◆ DIRECTIONS FOR THIS TASK ◆
Make an exact copy of the entries, and keep any pictures out of it.

[Data excerpts]
------

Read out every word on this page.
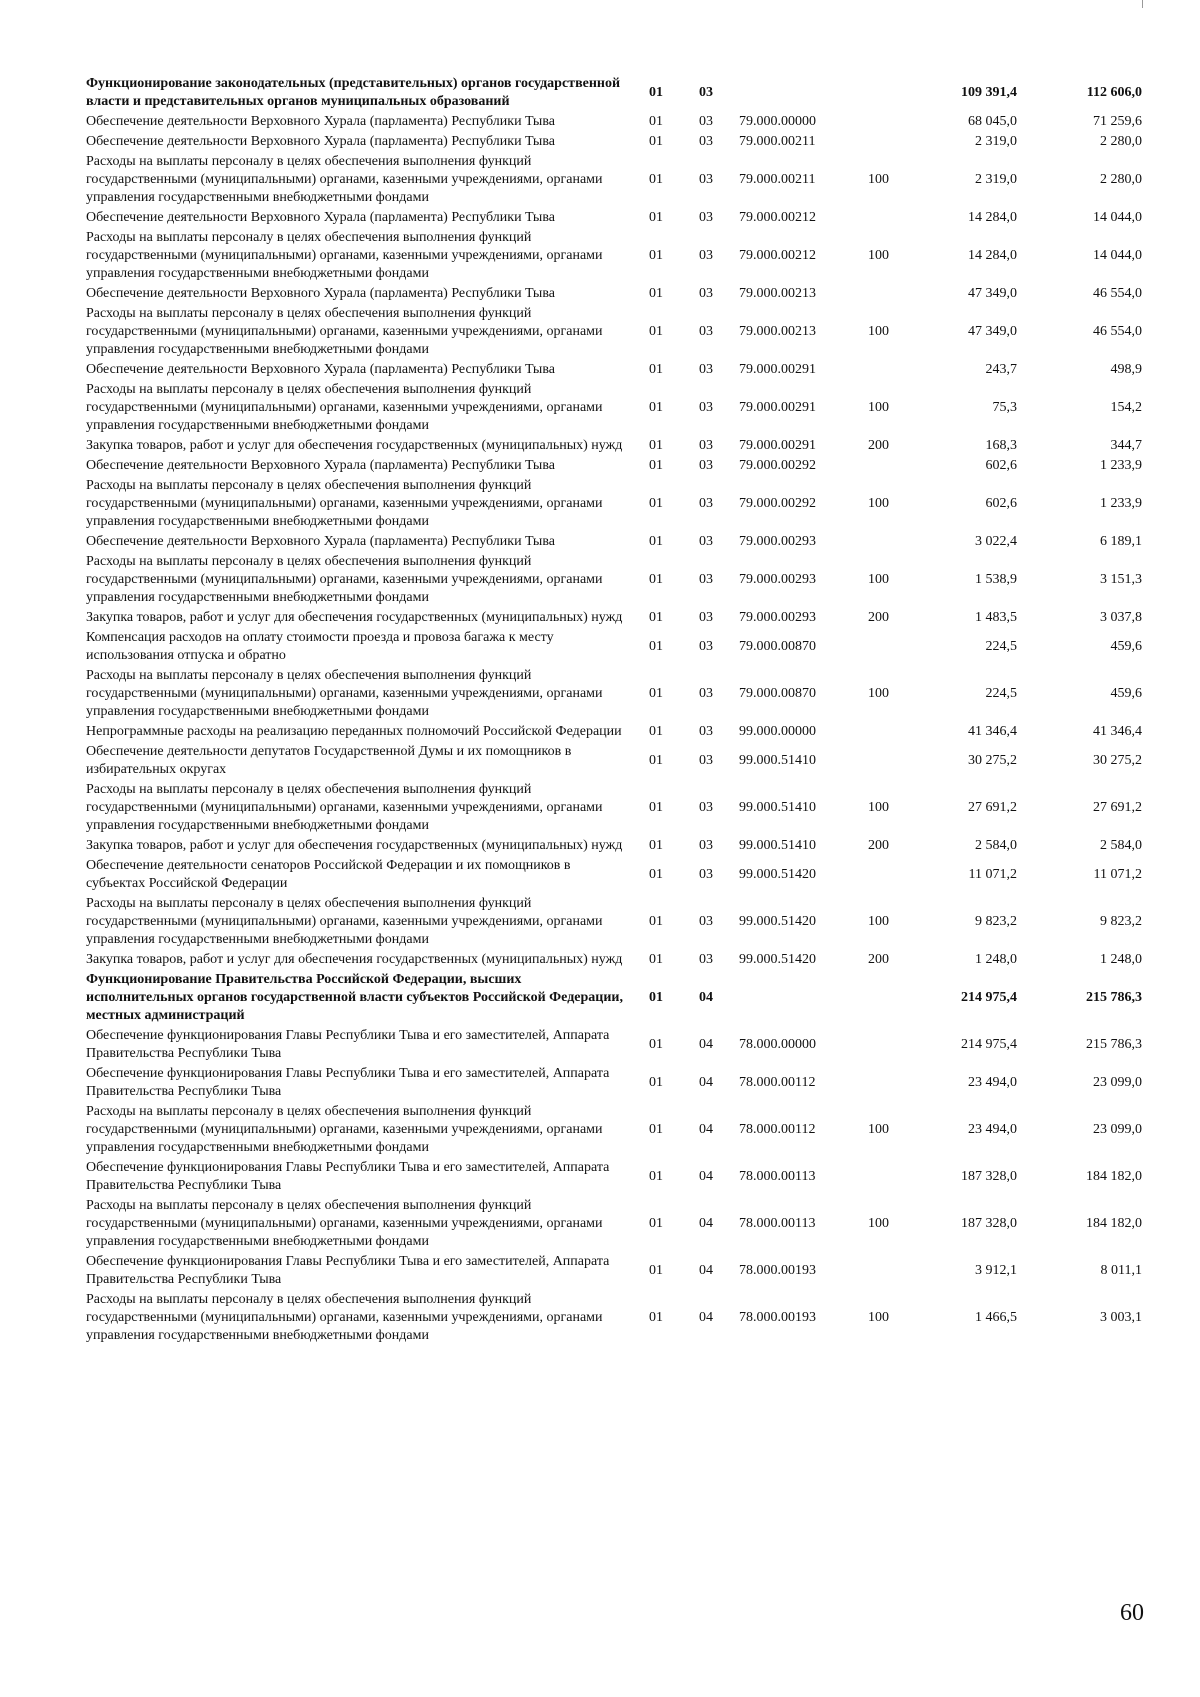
Функционирование законодательных (представительных) органов государственной власти и представительных органов муниципальных образований	01	03			109 391,4	112 606,0
Обеспечение деятельности Верховного Хурала (парламента) Республики Тыва	01	03	79.000.00000		68 045,0	71 259,6
Обеспечение деятельности Верховного Хурала (парламента) Республики Тыва	01	03	79.000.00211		2 319,0	2 280,0
Расходы на выплаты персоналу в целях обеспечения выполнения функций государственными (муниципальными) органами, казенными учреждениями, органами управления государственными внебюджетными фондами	01	03	79.000.00211	100	2 319,0	2 280,0
Обеспечение деятельности Верховного Хурала (парламента) Республики Тыва	01	03	79.000.00212		14 284,0	14 044,0
Расходы на выплаты персоналу в целях обеспечения выполнения функций государственными (муниципальными) органами, казенными учреждениями, органами управления государственными внебюджетными фондами	01	03	79.000.00212	100	14 284,0	14 044,0
Обеспечение деятельности Верховного Хурала (парламента) Республики Тыва	01	03	79.000.00213		47 349,0	46 554,0
Расходы на выплаты персоналу в целях обеспечения выполнения функций государственными (муниципальными) органами, казенными учреждениями, органами управления государственными внебюджетными фондами	01	03	79.000.00213	100	47 349,0	46 554,0
Обеспечение деятельности Верховного Хурала (парламента) Республики Тыва	01	03	79.000.00291		243,7	498,9
Расходы на выплаты персоналу в целях обеспечения выполнения функций государственными (муниципальными) органами, казенными учреждениями, органами управления государственными внебюджетными фондами	01	03	79.000.00291	100	75,3	154,2
Закупка товаров, работ и услуг для обеспечения государственных (муниципальных) нужд	01	03	79.000.00291	200	168,3	344,7
Обеспечение деятельности Верховного Хурала (парламента) Республики Тыва	01	03	79.000.00292		602,6	1 233,9
Расходы на выплаты персоналу в целях обеспечения выполнения функций государственными (муниципальными) органами, казенными учреждениями, органами управления государственными внебюджетными фондами	01	03	79.000.00292	100	602,6	1 233,9
Обеспечение деятельности Верховного Хурала (парламента) Республики Тыва	01	03	79.000.00293		3 022,4	6 189,1
Расходы на выплаты персоналу в целях обеспечения выполнения функций государственными (муниципальными) органами, казенными учреждениями, органами управления государственными внебюджетными фондами	01	03	79.000.00293	100	1 538,9	3 151,3
Закупка товаров, работ и услуг для обеспечения государственных (муниципальных) нужд	01	03	79.000.00293	200	1 483,5	3 037,8
Компенсация расходов на оплату стоимости проезда и провоза багажа к месту использования отпуска и обратно	01	03	79.000.00870		224,5	459,6
Расходы на выплаты персоналу в целях обеспечения выполнения функций государственными (муниципальными) органами, казенными учреждениями, органами управления государственными внебюджетными фондами	01	03	79.000.00870	100	224,5	459,6
Непрограммные расходы на реализацию переданных полномочий Российской Федерации	01	03	99.000.00000		41 346,4	41 346,4
Обеспечение деятельности депутатов Государственной Думы и их помощников в избирательных округах	01	03	99.000.51410		30 275,2	30 275,2
Расходы на выплаты персоналу в целях обеспечения выполнения функций государственными (муниципальными) органами, казенными учреждениями, органами управления государственными внебюджетными фондами	01	03	99.000.51410	100	27 691,2	27 691,2
Закупка товаров, работ и услуг для обеспечения государственных (муниципальных) нужд	01	03	99.000.51410	200	2 584,0	2 584,0
Обеспечение деятельности сенаторов Российской Федерации и их помощников в субъектах Российской Федерации	01	03	99.000.51420		11 071,2	11 071,2
Расходы на выплаты персоналу в целях обеспечения выполнения функций государственными (муниципальными) органами, казенными учреждениями, органами управления государственными внебюджетными фондами	01	03	99.000.51420	100	9 823,2	9 823,2
Закупка товаров, работ и услуг для обеспечения государственных (муниципальных) нужд	01	03	99.000.51420	200	1 248,0	1 248,0
Функционирование Правительства Российской Федерации, высших исполнительных органов государственной власти субъектов Российской Федерации, местных администраций	01	04			214 975,4	215 786,3
Обеспечение функционирования Главы Республики Тыва и его заместителей, Аппарата Правительства Республики Тыва	01	04	78.000.00000		214 975,4	215 786,3
Обеспечение функционирования Главы Республики Тыва и его заместителей, Аппарата Правительства Республики Тыва	01	04	78.000.00112		23 494,0	23 099,0
Расходы на выплаты персоналу в целях обеспечения выполнения функций государственными (муниципальными) органами, казенными учреждениями, органами управления государственными внебюджетными фондами	01	04	78.000.00112	100	23 494,0	23 099,0
Обеспечение функционирования Главы Республики Тыва и его заместителей, Аппарата Правительства Республики Тыва	01	04	78.000.00113		187 328,0	184 182,0
Расходы на выплаты персоналу в целях обеспечения выполнения функций государственными (муниципальными) органами, казенными учреждениями, органами управления государственными внебюджетными фондами	01	04	78.000.00113	100	187 328,0	184 182,0
Обеспечение функционирования Главы Республики Тыва и его заместителей, Аппарата Правительства Республики Тыва	01	04	78.000.00193		3 912,1	8 011,1
Расходы на выплаты персоналу в целях обеспечения выполнения функций государственными (муниципальными) органами, казенными учреждениями, органами управления государственными внебюджетными фондами	01	04	78.000.00193	100	1 466,5	3 003,1
60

------

◆ EXERCISE OUTPUT ◆
Read out every word on this page.
Функционирование законодательных (представительных) органов государственной власти и представительных органов муниципальных образований	01	03			109 391,4	112 606,0
Обеспечение деятельности Верховного Хурала (парламента) Республики Тыва	01	03	79.000.00000		68 045,0	71 259,6
Обеспечение деятельности Верховного Хурала (парламента) Республики Тыва	01	03	79.000.00211		2 319,0	2 280,0
Расходы на выплаты персоналу в целях обеспечения выполнения функций государственными (муниципальными) органами, казенными учреждениями, органами управления государственными внебюджетными фондами	01	03	79.000.00211	100	2 319,0	2 280,0
Обеспечение деятельности Верховного Хурала (парламента) Республики Тыва	01	03	79.000.00212		14 284,0	14 044,0
Расходы на выплаты персоналу в целях обеспечения выполнения функций государственными (муниципальными) органами, казенными учреждениями, органами управления государственными внебюджетными фондами	01	03	79.000.00212	100	14 284,0	14 044,0
Обеспечение деятельности Верховного Хурала (парламента) Республики Тыва	01	03	79.000.00213		47 349,0	46 554,0
Расходы на выплаты персоналу в целях обеспечения выполнения функций государственными (муниципальными) органами, казенными учреждениями, органами управления государственными внебюджетными фондами	01	03	79.000.00213	100	47 349,0	46 554,0
Обеспечение деятельности Верховного Хурала (парламента) Республики Тыва	01	03	79.000.00291		243,7	498,9
Расходы на выплаты персоналу в целях обеспечения выполнения функций государственными (муниципальными) органами, казенными учреждениями, органами управления государственными внебюджетными фондами	01	03	79.000.00291	100	75,3	154,2
Закупка товаров, работ и услуг для обеспечения государственных (муниципальных) нужд	01	03	79.000.00291	200	168,3	344,7
Обеспечение деятельности Верховного Хурала (парламента) Республики Тыва	01	03	79.000.00292		602,6	1 233,9
Расходы на выплаты персоналу в целях обеспечения выполнения функций государственными (муниципальными) органами, казенными учреждениями, органами управления государственными внебюджетными фондами	01	03	79.000.00292	100	602,6	1 233,9
Обеспечение деятельности Верховного Хурала (парламента) Республики Тыва	01	03	79.000.00293		3 022,4	6 189,1
Расходы на выплаты персоналу в целях обеспечения выполнения функций государственными (муниципальными) органами, казенными учреждениями, органами управления государственными внебюджетными фондами	01	03	79.000.00293	100	1 538,9	3 151,3
Закупка товаров, работ и услуг для обеспечения государственных (муниципальных) нужд	01	03	79.000.00293	200	1 483,5	3 037,8
Компенсация расходов на оплату стоимости проезда и провоза багажа к месту использования отпуска и обратно	01	03	79.000.00870		224,5	459,6
Расходы на выплаты персоналу в целях обеспечения выполнения функций государственными (муниципальными) органами, казенными учреждениями, органами управления государственными внебюджетными фондами	01	03	79.000.00870	100	224,5	459,6
Непрограммные расходы на реализацию переданных полномочий Российской Федерации	01	03	99.000.00000		41 346,4	41 346,4
Обеспечение деятельности депутатов Государственной Думы и их помощников в избирательных округах	01	03	99.000.51410		30 275,2	30 275,2
Расходы на выплаты персоналу в целях обеспечения выполнения функций государственными (муниципальными) органами, казенными учреждениями, органами управления государственными внебюджетными фондами	01	03	99.000.51410	100	27 691,2	27 691,2
Закупка товаров, работ и услуг для обеспечения государственных (муниципальных) нужд	01	03	99.000.51410	200	2 584,0	2 584,0
Обеспечение деятельности сенаторов Российской Федерации и их помощников в субъектах Российской Федерации	01	03	99.000.51420		11 071,2	11 071,2
Расходы на выплаты персоналу в целях обеспечения выполнения функций государственными (муниципальными) органами, казенными учреждениями, органами управления государственными внебюджетными фондами	01	03	99.000.51420	100	9 823,2	9 823,2
Закупка товаров, работ и услуг для обеспечения государственных (муниципальных) нужд	01	03	99.000.51420	200	1 248,0	1 248,0
Функционирование Правительства Российской Федерации, высших исполнительных органов государственной власти субъектов Российской Федерации, местных администраций	01	04			214 975,4	215 786,3
Обеспечение функционирования Главы Республики Тыва и его заместителей, Аппарата Правительства Республики Тыва	01	04	78.000.00000		214 975,4	215 786,3
Обеспечение функционирования Главы Республики Тыва и его заместителей, Аппарата Правительства Республики Тыва	01	04	78.000.00112		23 494,0	23 099,0
Расходы на выплаты персоналу в целях обеспечения выполнения функций государственными (муниципальными) органами, казенными учреждениями, органами управления государственными внебюджетными фондами	01	04	78.000.00112	100	23 494,0	23 099,0
Обеспечение функционирования Главы Республики Тыва и его заместителей, Аппарата Правительства Республики Тыва	01	04	78.000.00113		187 328,0	184 182,0
Расходы на выплаты персоналу в целях обеспечения выполнения функций государственными (муниципальными) органами, казенными учреждениями, органами управления государственными внебюджетными фондами	01	04	78.000.00113	100	187 328,0	184 182,0
Обеспечение функционирования Главы Республики Тыва и его заместителей, Аппарата Правительства Республики Тыва	01	04	78.000.00193		3 912,1	8 011,1
Расходы на выплаты персоналу в целях обеспечения выполнения функций государственными (муниципальными) органами, казенными учреждениями, органами управления государственными внебюджетными фондами	01	04	78.000.00193	100	1 466,5	3 003,1
60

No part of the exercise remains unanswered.